Data supplied:
^^^^

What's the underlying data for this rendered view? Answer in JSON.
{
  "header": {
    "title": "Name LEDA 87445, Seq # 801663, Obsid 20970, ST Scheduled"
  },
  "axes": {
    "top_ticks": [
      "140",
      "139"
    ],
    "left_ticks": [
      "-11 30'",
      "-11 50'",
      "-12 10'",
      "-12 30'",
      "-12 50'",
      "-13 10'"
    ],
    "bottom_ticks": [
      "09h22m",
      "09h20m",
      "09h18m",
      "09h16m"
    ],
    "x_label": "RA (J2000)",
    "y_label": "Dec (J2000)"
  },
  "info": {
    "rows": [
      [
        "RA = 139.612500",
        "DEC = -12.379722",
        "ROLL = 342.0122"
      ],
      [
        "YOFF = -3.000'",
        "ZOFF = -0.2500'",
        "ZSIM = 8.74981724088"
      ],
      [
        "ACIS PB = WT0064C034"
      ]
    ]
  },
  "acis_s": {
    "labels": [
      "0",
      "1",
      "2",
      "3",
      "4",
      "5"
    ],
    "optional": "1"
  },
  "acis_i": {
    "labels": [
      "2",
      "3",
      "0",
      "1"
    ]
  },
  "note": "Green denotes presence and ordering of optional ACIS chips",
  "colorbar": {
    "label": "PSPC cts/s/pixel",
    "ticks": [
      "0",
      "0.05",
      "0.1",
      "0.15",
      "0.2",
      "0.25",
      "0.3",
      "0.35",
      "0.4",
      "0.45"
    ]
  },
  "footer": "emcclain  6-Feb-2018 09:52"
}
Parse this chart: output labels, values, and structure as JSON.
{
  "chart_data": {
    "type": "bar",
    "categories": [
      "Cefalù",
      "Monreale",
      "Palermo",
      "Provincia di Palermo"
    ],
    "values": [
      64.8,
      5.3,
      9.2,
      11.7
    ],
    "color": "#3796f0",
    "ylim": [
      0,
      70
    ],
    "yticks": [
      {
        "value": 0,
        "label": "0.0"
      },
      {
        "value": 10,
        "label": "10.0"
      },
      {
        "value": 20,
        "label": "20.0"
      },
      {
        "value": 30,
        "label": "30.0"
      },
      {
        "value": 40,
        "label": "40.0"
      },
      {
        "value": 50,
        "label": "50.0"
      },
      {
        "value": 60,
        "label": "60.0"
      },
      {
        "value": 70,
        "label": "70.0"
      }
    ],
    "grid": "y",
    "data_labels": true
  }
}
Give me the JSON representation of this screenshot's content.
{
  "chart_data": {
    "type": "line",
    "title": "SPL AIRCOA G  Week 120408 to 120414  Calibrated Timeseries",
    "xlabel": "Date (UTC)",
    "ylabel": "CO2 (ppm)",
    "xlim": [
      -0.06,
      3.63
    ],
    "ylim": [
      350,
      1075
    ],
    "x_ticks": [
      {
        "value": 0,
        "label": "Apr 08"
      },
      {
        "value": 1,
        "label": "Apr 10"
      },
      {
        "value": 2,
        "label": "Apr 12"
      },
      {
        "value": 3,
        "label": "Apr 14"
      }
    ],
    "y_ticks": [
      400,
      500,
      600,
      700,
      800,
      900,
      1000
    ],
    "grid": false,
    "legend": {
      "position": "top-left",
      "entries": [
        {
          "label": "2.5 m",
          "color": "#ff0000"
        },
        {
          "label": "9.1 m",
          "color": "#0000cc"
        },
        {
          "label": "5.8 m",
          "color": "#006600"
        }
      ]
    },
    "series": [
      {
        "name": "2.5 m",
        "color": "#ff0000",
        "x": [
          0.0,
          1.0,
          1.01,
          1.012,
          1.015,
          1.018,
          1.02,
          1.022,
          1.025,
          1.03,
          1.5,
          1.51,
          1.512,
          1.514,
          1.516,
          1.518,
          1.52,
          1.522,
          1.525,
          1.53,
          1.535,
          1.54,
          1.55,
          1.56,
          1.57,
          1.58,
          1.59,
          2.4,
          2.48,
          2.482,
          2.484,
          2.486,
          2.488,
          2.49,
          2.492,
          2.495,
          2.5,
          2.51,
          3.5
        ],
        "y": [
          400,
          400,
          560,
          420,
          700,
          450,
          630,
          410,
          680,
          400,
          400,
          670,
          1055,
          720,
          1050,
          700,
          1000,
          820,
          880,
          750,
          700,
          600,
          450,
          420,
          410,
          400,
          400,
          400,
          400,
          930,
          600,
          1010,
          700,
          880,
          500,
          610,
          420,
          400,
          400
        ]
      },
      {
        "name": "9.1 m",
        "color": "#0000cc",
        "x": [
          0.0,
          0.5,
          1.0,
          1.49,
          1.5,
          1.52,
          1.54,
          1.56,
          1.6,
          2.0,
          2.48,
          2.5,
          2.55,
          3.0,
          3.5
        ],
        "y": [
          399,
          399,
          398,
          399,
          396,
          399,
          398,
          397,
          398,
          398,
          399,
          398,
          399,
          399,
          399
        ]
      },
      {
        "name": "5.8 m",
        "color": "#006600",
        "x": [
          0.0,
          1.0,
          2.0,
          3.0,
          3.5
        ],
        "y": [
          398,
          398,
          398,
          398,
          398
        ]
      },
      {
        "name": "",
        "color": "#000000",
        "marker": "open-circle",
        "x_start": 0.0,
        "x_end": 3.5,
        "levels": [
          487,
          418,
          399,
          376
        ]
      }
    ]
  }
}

^^^^

Problem requirements:
Quote the listing in full, please, keeping every line exact.

Result of the exercise:
What's the underlying data for this rendered view? Answer in JSON.
{
  "header": {
    "title": "Name LEDA 87445, Seq # 801663, Obsid 20970, ST Scheduled"
  },
  "axes": {
    "top_ticks": [
      "140",
      "139"
    ],
    "left_ticks": [
      "-11 30'",
      "-11 50'",
      "-12 10'",
      "-12 30'",
      "-12 50'",
      "-13 10'"
    ],
    "bottom_ticks": [
      "09h22m",
      "09h20m",
      "09h18m",
      "09h16m"
    ],
    "x_label": "RA (J2000)",
    "y_label": "Dec (J2000)"
  },
  "info": {
    "rows": [
      [
        "RA = 139.612500",
        "DEC = -12.379722",
        "ROLL = 342.0122"
      ],
      [
        "YOFF = -3.000'",
        "ZOFF = -0.2500'",
        "ZSIM = 8.74981724088"
      ],
      [
        "ACIS PB = WT0064C034"
      ]
    ]
  },
  "acis_s": {
    "labels": [
      "0",
      "1",
      "2",
      "3",
      "4",
      "5"
    ],
    "optional": "1"
  },
  "acis_i": {
    "labels": [
      "2",
      "3",
      "0",
      "1"
    ]
  },
  "note": "Green denotes presence and ordering of optional ACIS chips",
  "colorbar": {
    "label": "PSPC cts/s/pixel",
    "ticks": [
      "0",
      "0.05",
      "0.1",
      "0.15",
      "0.2",
      "0.25",
      "0.3",
      "0.35",
      "0.4",
      "0.45"
    ]
  },
  "footer": "emcclain  6-Feb-2018 09:52"
}
Parse this chart: output labels, values, and structure as JSON.
{
  "chart_data": {
    "type": "bar",
    "categories": [
      "Cefalù",
      "Monreale",
      "Palermo",
      "Provincia di Palermo"
    ],
    "values": [
      64.8,
      5.3,
      9.2,
      11.7
    ],
    "color": "#3796f0",
    "ylim": [
      0,
      70
    ],
    "yticks": [
      {
        "value": 0,
        "label": "0.0"
      },
      {
        "value": 10,
        "label": "10.0"
      },
      {
        "value": 20,
        "label": "20.0"
      },
      {
        "value": 30,
        "label": "30.0"
      },
      {
        "value": 40,
        "label": "40.0"
      },
      {
        "value": 50,
        "label": "50.0"
      },
      {
        "value": 60,
        "label": "60.0"
      },
      {
        "value": 70,
        "label": "70.0"
      }
    ],
    "grid": "y",
    "data_labels": true
  }
}
Give me the JSON representation of this screenshot's content.
{
  "chart_data": {
    "type": "line",
    "title": "SPL AIRCOA G  Week 120408 to 120414  Calibrated Timeseries",
    "xlabel": "Date (UTC)",
    "ylabel": "CO2 (ppm)",
    "xlim": [
      -0.06,
      3.63
    ],
    "ylim": [
      350,
      1075
    ],
    "x_ticks": [
      {
        "value": 0,
        "label": "Apr 08"
      },
      {
        "value": 1,
        "label": "Apr 10"
      },
      {
        "value": 2,
        "label": "Apr 12"
      },
      {
        "value": 3,
        "label": "Apr 14"
      }
    ],
    "y_ticks": [
      400,
      500,
      600,
      700,
      800,
      900,
      1000
    ],
    "grid": false,
    "legend": {
      "position": "top-left",
      "entries": [
        {
          "label": "2.5 m",
          "color": "#ff0000"
        },
        {
          "label": "9.1 m",
          "color": "#0000cc"
        },
        {
          "label": "5.8 m",
          "color": "#006600"
        }
      ]
    },
    "series": [
      {
        "name": "2.5 m",
        "color": "#ff0000",
        "x": [
          0.0,
          1.0,
          1.01,
          1.012,
          1.015,
          1.018,
          1.02,
          1.022,
          1.025,
          1.03,
          1.5,
          1.51,
          1.512,
          1.514,
          1.516,
          1.518,
          1.52,
          1.522,
          1.525,
          1.53,
          1.535,
          1.54,
          1.55,
          1.56,
          1.57,
          1.58,
          1.59,
          2.4,
          2.48,
          2.482,
          2.484,
          2.486,
          2.488,
          2.49,
          2.492,
          2.495,
          2.5,
          2.51,
          3.5
        ],
        "y": [
          400,
          400,
          560,
          420,
          700,
          450,
          630,
          410,
          680,
          400,
          400,
          670,
          1055,
          720,
          1050,
          700,
          1000,
          820,
          880,
          750,
          700,
          600,
          450,
          420,
          410,
          400,
          400,
          400,
          400,
          930,
          600,
          1010,
          700,
          880,
          500,
          610,
          420,
          400,
          400
        ]
      },
      {
        "name": "9.1 m",
        "color": "#0000cc",
        "x": [
          0.0,
          0.5,
          1.0,
          1.49,
          1.5,
          1.52,
          1.54,
          1.56,
          1.6,
          2.0,
          2.48,
          2.5,
          2.55,
          3.0,
          3.5
        ],
        "y": [
          399,
          399,
          398,
          399,
          396,
          399,
          398,
          397,
          398,
          398,
          399,
          398,
          399,
          399,
          399
        ]
      },
      {
        "name": "5.8 m",
        "color": "#006600",
        "x": [
          0.0,
          1.0,
          2.0,
          3.0,
          3.5
        ],
        "y": [
          398,
          398,
          398,
          398,
          398
        ]
      },
      {
        "name": "",
        "color": "#000000",
        "marker": "open-circle",
        "x_start": 0.0,
        "x_end": 3.5,
        "levels": [
          487,
          418,
          399,
          376
        ]
      }
    ]
  }
}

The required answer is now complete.